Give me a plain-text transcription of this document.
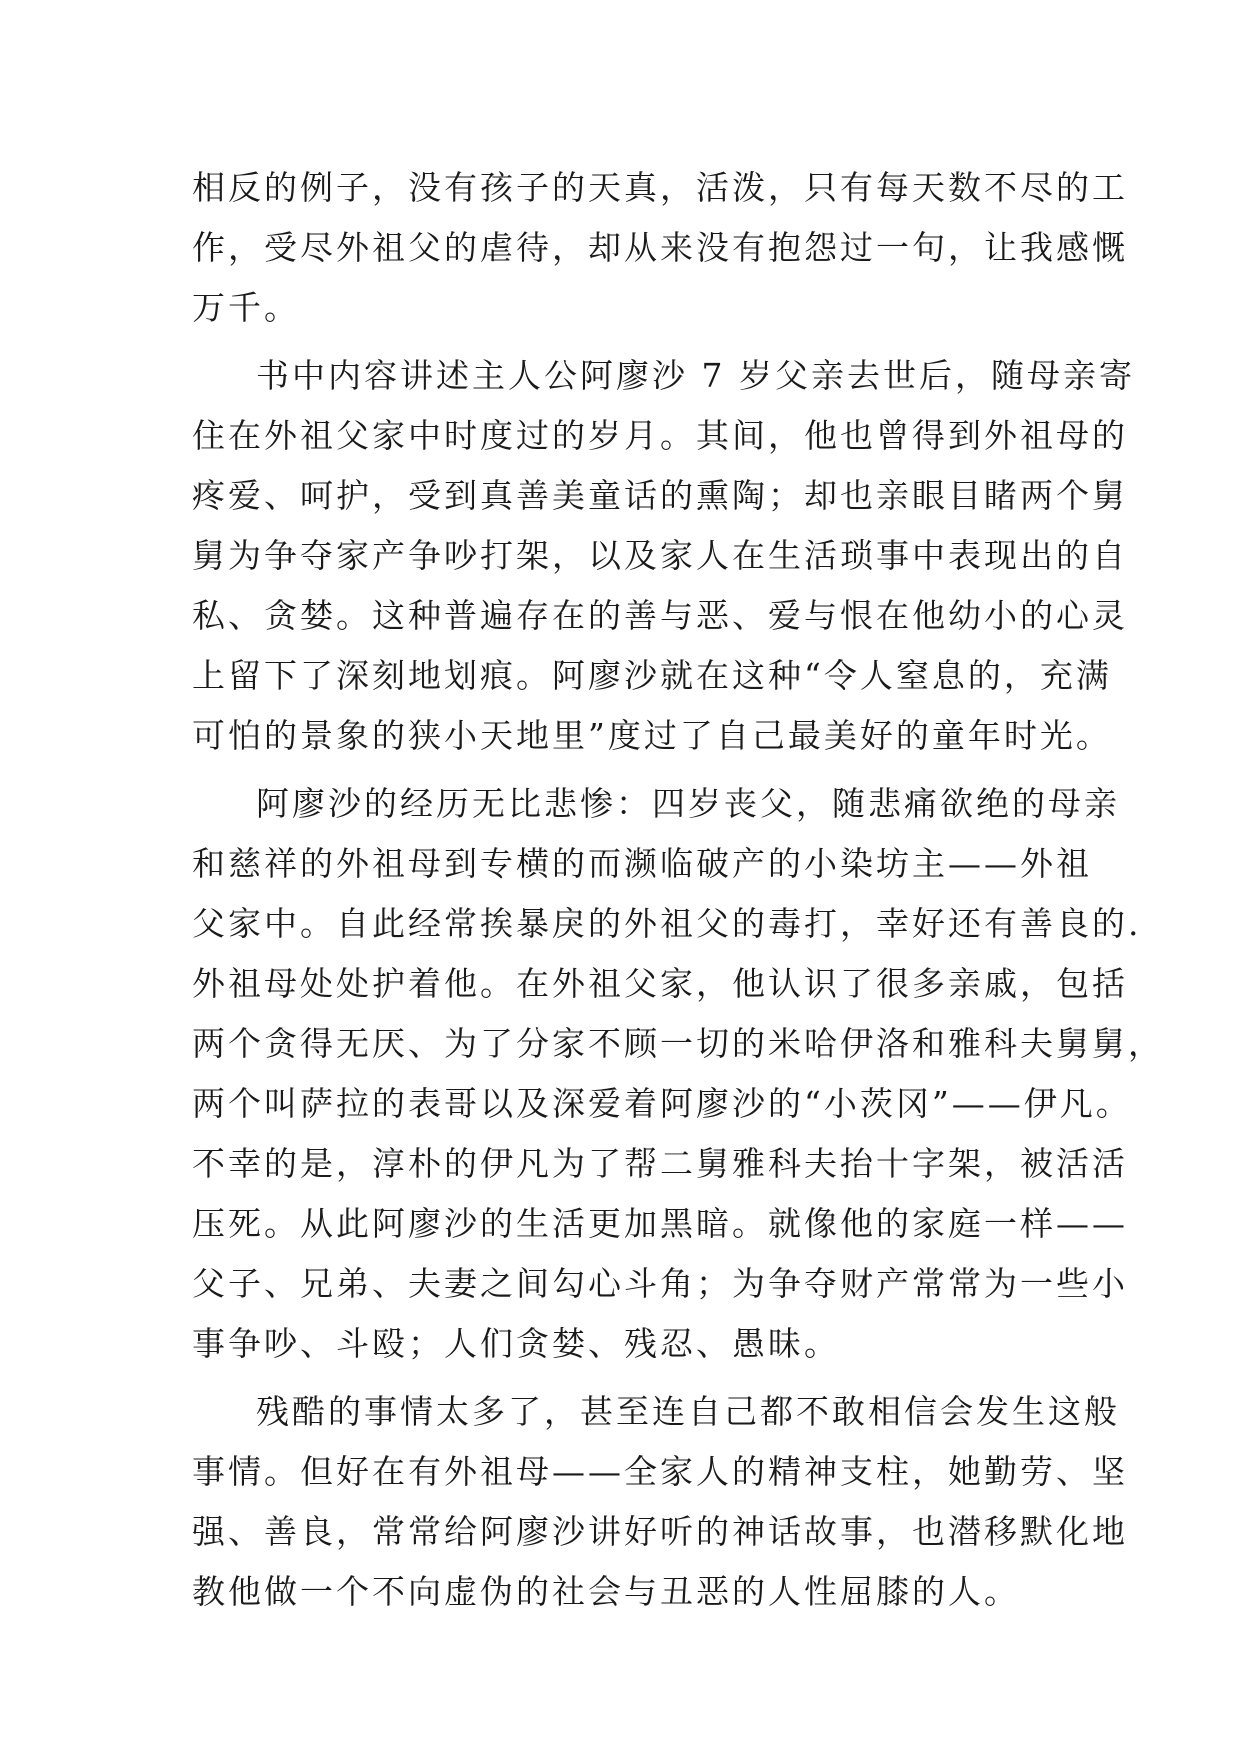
相反的例子，没有孩子的天真，活泼，只有每天数不尽的工
作，受尽外祖父的虐待，却从来没有抱怨过一句，让我感慨
万千。
书中内容讲述主人公阿廖沙 7 岁父亲去世后，随母亲寄
住在外祖父家中时度过的岁月。其间，他也曾得到外祖母的
疼爱、呵护，受到真善美童话的熏陶；却也亲眼目睹两个舅
舅为争夺家产争吵打架，以及家人在生活琐事中表现出的自
私、贪婪。这种普遍存在的善与恶、爱与恨在他幼小的心灵
上留下了深刻地划痕。阿廖沙就在这种“令人窒息的，充满
可怕的景象的狭小天地里”度过了自己最美好的童年时光。
阿廖沙的经历无比悲惨：四岁丧父，随悲痛欲绝的母亲
和慈祥的外祖母到专横的而濒临破产的小染坊主——外祖
父家中。自此经常挨暴戾的外祖父的毒打，幸好还有善良的.
外祖母处处护着他。在外祖父家，他认识了很多亲戚，包括
两个贪得无厌、为了分家不顾一切的米哈伊洛和雅科夫舅舅，
两个叫萨拉的表哥以及深爱着阿廖沙的“小茨冈”——伊凡。
不幸的是，淳朴的伊凡为了帮二舅雅科夫抬十字架，被活活
压死。从此阿廖沙的生活更加黑暗。就像他的家庭一样——
父子、兄弟、夫妻之间勾心斗角；为争夺财产常常为一些小
事争吵、斗殴；人们贪婪、残忍、愚昧。
残酷的事情太多了，甚至连自己都不敢相信会发生这般
事情。但好在有外祖母——全家人的精神支柱，她勤劳、坚
强、善良，常常给阿廖沙讲好听的神话故事，也潜移默化地
教他做一个不向虚伪的社会与丑恶的人性屈膝的人。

————

# Written problem:
Give the entries again word for word, but skip the pictures.

# Output below:
Give me a plain-text transcription of this document.
相反的例子，没有孩子的天真，活泼，只有每天数不尽的工
作，受尽外祖父的虐待，却从来没有抱怨过一句，让我感慨
万千。
书中内容讲述主人公阿廖沙 7 岁父亲去世后，随母亲寄
住在外祖父家中时度过的岁月。其间，他也曾得到外祖母的
疼爱、呵护，受到真善美童话的熏陶；却也亲眼目睹两个舅
舅为争夺家产争吵打架，以及家人在生活琐事中表现出的自
私、贪婪。这种普遍存在的善与恶、爱与恨在他幼小的心灵
上留下了深刻地划痕。阿廖沙就在这种“令人窒息的，充满
可怕的景象的狭小天地里”度过了自己最美好的童年时光。
阿廖沙的经历无比悲惨：四岁丧父，随悲痛欲绝的母亲
和慈祥的外祖母到专横的而濒临破产的小染坊主——外祖
父家中。自此经常挨暴戾的外祖父的毒打，幸好还有善良的.
外祖母处处护着他。在外祖父家，他认识了很多亲戚，包括
两个贪得无厌、为了分家不顾一切的米哈伊洛和雅科夫舅舅，
两个叫萨拉的表哥以及深爱着阿廖沙的“小茨冈”——伊凡。
不幸的是，淳朴的伊凡为了帮二舅雅科夫抬十字架，被活活
压死。从此阿廖沙的生活更加黑暗。就像他的家庭一样——
父子、兄弟、夫妻之间勾心斗角；为争夺财产常常为一些小
事争吵、斗殴；人们贪婪、残忍、愚昧。
残酷的事情太多了，甚至连自己都不敢相信会发生这般
事情。但好在有外祖母——全家人的精神支柱，她勤劳、坚
强、善良，常常给阿廖沙讲好听的神话故事，也潜移默化地
教他做一个不向虚伪的社会与丑恶的人性屈膝的人。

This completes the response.